EXERCISE DESCRIPTION: What is the number of lines in these entries that contain "industrial"? State it alone.

PROVIDED DATA:
######
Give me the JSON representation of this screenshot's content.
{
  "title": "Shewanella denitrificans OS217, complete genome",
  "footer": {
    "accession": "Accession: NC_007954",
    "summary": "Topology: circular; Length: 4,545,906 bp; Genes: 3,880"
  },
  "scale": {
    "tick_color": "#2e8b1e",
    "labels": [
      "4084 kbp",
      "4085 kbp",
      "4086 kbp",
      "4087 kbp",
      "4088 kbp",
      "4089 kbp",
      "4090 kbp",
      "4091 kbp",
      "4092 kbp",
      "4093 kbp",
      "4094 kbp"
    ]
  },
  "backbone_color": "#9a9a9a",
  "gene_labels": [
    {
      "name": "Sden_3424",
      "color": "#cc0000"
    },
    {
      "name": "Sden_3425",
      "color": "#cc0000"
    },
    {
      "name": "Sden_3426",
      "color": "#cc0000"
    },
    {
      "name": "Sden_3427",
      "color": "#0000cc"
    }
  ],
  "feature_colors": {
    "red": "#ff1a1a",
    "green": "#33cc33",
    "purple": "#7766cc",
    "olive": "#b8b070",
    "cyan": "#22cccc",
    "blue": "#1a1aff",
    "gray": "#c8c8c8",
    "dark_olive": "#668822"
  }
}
######
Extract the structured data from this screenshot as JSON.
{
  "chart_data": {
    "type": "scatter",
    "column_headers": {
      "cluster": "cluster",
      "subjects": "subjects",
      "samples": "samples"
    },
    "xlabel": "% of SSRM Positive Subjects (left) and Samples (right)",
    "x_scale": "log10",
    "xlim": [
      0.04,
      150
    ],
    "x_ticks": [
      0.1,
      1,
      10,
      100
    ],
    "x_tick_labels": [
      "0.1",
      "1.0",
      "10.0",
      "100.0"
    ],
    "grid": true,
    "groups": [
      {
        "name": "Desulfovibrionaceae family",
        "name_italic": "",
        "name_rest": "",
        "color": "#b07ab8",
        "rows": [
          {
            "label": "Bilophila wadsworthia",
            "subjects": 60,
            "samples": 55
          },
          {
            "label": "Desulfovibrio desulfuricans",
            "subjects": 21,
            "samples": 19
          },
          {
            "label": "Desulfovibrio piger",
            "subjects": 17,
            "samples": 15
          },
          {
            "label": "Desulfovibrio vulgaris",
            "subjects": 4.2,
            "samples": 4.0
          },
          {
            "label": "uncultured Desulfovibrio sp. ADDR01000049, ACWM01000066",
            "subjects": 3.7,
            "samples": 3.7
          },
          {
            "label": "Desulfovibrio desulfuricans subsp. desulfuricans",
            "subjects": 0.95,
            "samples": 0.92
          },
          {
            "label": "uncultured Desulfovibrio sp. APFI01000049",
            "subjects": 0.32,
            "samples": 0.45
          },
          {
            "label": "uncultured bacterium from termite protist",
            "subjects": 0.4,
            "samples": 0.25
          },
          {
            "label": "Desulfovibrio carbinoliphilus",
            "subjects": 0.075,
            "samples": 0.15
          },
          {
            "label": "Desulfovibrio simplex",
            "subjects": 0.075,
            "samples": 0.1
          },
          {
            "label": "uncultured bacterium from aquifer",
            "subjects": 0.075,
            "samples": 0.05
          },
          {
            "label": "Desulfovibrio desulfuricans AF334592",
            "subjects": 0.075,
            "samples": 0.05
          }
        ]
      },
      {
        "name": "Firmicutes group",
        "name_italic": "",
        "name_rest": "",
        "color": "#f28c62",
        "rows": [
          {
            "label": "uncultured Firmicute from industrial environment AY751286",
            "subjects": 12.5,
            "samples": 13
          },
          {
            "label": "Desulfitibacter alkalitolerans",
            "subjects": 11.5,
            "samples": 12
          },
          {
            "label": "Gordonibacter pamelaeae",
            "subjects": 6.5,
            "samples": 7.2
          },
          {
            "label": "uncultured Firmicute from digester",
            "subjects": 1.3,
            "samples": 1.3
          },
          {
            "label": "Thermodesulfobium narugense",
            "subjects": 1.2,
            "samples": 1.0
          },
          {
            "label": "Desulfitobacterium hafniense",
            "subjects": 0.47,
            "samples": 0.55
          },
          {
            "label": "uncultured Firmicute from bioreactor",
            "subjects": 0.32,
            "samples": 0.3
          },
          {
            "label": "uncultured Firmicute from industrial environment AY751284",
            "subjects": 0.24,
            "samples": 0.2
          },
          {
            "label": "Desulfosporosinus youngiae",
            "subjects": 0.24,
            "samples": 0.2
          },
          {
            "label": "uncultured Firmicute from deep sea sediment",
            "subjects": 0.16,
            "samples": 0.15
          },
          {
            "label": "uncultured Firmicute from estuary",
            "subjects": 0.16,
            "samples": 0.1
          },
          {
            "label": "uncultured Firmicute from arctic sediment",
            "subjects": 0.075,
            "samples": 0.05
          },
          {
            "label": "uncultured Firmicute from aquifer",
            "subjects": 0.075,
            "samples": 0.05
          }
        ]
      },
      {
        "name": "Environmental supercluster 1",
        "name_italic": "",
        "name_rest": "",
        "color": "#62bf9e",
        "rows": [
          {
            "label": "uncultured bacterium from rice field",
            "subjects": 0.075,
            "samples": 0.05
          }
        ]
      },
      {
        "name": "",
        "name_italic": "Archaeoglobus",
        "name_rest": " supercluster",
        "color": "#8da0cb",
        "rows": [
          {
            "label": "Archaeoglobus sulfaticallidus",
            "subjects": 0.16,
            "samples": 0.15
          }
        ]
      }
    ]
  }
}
######
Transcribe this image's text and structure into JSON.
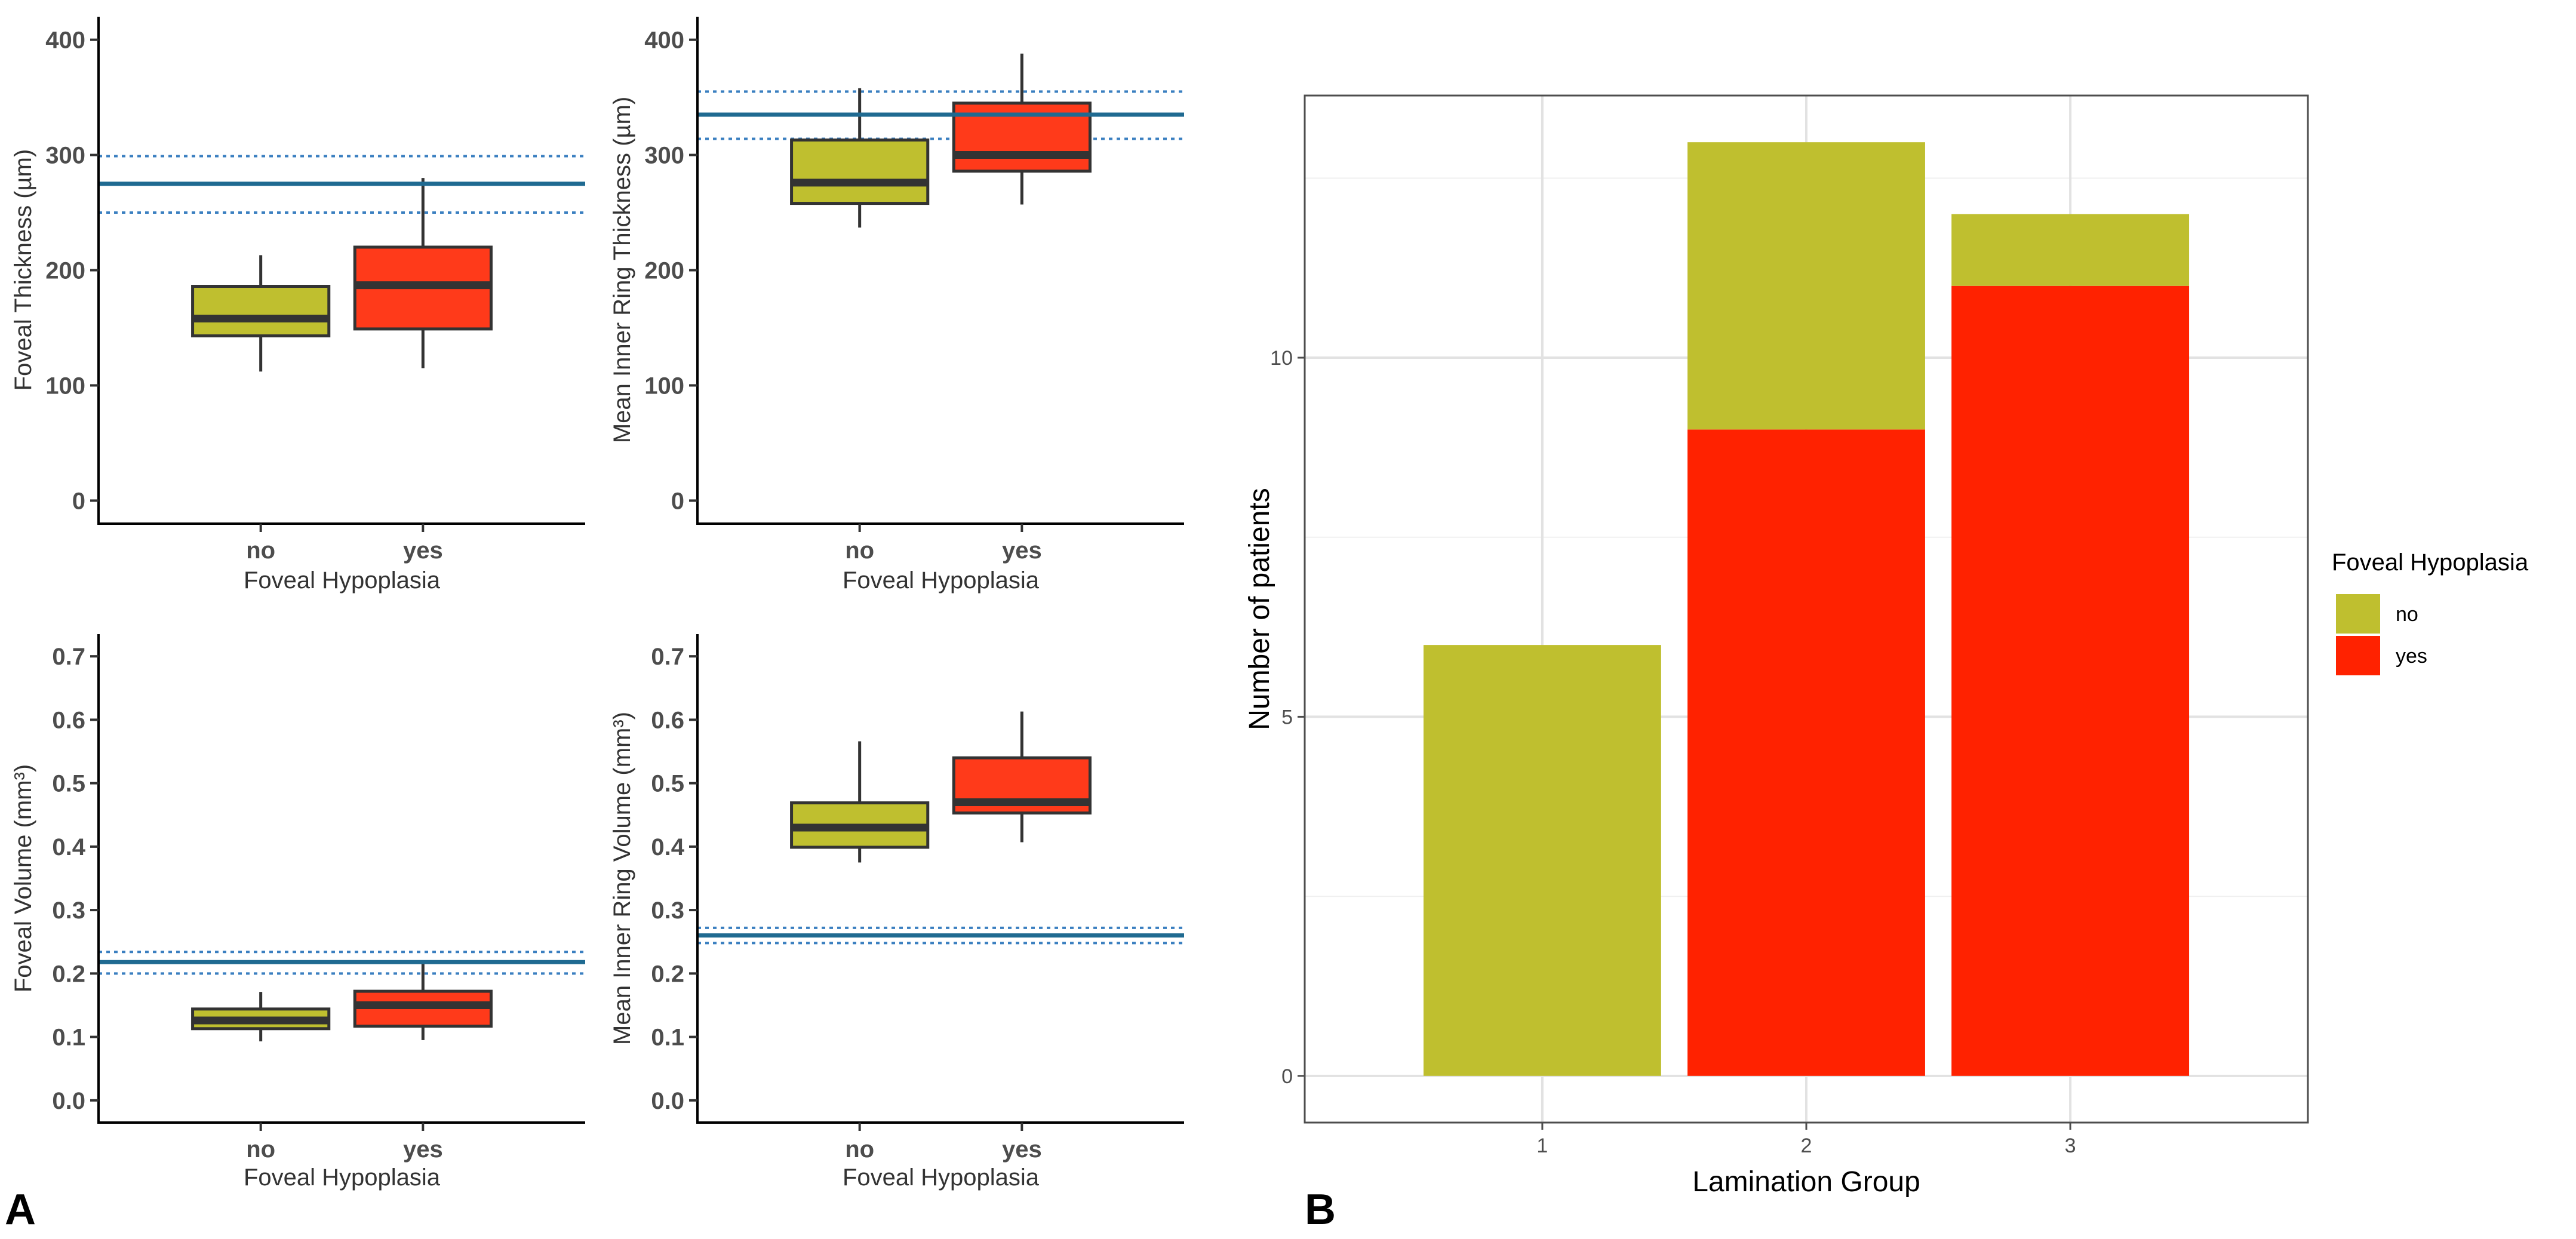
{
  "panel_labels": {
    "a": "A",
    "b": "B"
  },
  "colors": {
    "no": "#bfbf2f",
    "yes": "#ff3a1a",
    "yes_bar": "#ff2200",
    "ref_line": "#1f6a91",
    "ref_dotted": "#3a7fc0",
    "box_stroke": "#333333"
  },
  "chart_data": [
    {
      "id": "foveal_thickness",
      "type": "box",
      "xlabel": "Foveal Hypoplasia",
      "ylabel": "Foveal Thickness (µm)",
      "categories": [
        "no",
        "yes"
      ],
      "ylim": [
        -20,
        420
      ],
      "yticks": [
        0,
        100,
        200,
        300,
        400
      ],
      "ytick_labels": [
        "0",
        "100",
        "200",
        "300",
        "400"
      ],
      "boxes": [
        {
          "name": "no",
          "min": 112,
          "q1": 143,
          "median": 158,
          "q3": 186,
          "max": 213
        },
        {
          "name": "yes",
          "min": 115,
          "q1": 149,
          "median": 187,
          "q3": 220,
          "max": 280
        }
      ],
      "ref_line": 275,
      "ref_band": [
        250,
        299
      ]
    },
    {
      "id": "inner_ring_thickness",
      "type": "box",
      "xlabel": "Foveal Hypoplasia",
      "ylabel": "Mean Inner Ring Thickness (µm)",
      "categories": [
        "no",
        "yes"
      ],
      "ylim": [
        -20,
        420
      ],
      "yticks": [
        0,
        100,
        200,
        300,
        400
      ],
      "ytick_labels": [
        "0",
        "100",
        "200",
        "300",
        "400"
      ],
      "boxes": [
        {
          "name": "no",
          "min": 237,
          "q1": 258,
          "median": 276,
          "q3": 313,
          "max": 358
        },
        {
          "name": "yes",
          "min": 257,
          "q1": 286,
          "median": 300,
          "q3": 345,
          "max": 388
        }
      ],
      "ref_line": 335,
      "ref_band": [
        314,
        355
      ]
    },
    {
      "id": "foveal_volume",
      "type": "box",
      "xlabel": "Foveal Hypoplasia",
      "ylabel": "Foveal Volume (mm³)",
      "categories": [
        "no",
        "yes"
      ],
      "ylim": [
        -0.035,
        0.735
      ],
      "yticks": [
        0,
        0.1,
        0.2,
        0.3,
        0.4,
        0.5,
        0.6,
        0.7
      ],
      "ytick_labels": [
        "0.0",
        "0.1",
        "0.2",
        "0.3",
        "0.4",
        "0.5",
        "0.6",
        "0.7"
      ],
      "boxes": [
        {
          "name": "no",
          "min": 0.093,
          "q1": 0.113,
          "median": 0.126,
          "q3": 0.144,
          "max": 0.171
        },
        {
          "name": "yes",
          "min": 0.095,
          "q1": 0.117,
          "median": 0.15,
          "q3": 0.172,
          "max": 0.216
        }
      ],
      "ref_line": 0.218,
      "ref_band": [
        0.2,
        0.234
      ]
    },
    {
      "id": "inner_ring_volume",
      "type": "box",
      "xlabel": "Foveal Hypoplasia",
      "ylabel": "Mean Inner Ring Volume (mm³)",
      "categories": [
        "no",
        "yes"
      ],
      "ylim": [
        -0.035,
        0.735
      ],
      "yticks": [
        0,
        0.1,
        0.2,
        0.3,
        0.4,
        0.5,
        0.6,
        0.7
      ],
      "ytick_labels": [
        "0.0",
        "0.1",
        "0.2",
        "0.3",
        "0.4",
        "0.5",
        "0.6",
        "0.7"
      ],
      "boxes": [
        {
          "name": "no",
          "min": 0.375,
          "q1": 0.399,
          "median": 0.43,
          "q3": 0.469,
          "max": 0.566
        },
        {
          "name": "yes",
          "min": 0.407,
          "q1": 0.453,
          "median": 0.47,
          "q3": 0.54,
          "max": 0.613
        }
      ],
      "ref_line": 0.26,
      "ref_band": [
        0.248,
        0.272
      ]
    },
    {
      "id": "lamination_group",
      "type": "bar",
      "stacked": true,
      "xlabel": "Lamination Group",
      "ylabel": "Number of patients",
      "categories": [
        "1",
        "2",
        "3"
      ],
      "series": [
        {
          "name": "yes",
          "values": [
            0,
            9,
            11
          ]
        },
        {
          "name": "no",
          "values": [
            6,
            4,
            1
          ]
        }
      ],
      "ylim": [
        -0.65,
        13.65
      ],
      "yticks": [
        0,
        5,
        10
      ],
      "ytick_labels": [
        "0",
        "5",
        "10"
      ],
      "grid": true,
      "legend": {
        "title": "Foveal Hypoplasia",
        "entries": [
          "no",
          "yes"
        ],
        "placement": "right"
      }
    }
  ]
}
######
ANSWER: 2